**OBJECTIVE**
List all the lines in these records that hold "Pétersbourg".

**DATASET CONTENT**
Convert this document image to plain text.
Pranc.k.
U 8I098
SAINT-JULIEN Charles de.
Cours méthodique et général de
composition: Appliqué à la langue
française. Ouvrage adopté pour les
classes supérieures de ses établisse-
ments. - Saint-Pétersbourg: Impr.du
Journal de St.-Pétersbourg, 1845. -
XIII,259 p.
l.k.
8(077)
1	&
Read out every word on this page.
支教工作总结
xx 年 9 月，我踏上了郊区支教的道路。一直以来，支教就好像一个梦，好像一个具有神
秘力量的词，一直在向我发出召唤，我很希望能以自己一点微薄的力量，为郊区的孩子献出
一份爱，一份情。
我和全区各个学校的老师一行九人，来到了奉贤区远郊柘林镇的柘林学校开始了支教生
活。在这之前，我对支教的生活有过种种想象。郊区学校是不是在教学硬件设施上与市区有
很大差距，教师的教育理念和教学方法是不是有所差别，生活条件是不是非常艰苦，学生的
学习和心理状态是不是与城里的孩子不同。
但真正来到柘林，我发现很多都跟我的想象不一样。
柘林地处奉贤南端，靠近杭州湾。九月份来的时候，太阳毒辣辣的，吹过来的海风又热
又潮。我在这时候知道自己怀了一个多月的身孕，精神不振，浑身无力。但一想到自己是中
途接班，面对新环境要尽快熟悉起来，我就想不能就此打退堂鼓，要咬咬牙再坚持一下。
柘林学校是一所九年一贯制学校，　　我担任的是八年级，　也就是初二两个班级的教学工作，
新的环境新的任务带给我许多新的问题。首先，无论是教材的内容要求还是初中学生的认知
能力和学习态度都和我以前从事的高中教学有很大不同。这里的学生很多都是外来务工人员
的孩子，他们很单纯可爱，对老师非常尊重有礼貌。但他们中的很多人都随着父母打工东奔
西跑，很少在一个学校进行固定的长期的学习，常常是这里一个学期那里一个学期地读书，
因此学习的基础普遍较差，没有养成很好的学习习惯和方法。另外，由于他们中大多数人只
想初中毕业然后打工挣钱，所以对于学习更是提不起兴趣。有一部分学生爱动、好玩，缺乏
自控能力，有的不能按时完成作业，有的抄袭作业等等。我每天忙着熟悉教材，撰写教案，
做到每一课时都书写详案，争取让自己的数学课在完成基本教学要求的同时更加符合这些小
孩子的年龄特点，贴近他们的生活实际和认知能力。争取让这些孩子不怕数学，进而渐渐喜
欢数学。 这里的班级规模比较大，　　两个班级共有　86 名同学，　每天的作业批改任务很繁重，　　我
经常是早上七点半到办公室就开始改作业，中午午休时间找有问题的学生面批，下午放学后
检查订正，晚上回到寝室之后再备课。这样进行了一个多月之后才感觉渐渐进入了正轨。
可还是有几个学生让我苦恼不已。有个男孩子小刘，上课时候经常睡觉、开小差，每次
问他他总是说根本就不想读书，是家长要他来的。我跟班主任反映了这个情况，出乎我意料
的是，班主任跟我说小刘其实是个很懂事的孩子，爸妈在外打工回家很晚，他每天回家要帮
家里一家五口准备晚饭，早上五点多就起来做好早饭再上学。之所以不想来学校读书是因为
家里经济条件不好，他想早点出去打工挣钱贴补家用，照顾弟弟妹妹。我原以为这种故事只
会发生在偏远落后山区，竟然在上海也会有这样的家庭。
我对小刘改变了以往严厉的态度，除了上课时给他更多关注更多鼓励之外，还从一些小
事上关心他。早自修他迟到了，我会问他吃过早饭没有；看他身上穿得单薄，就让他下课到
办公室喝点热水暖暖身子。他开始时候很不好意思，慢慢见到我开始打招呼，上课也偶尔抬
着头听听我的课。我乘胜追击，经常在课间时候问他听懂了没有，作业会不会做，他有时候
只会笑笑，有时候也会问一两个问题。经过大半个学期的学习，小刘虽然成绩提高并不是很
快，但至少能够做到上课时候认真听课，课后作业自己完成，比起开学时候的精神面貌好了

**RESULT OF THIS EXERCISE**
ments. - Saint-Pétersbourg: Impr.du
Journal de St.-Pétersbourg, 1845. -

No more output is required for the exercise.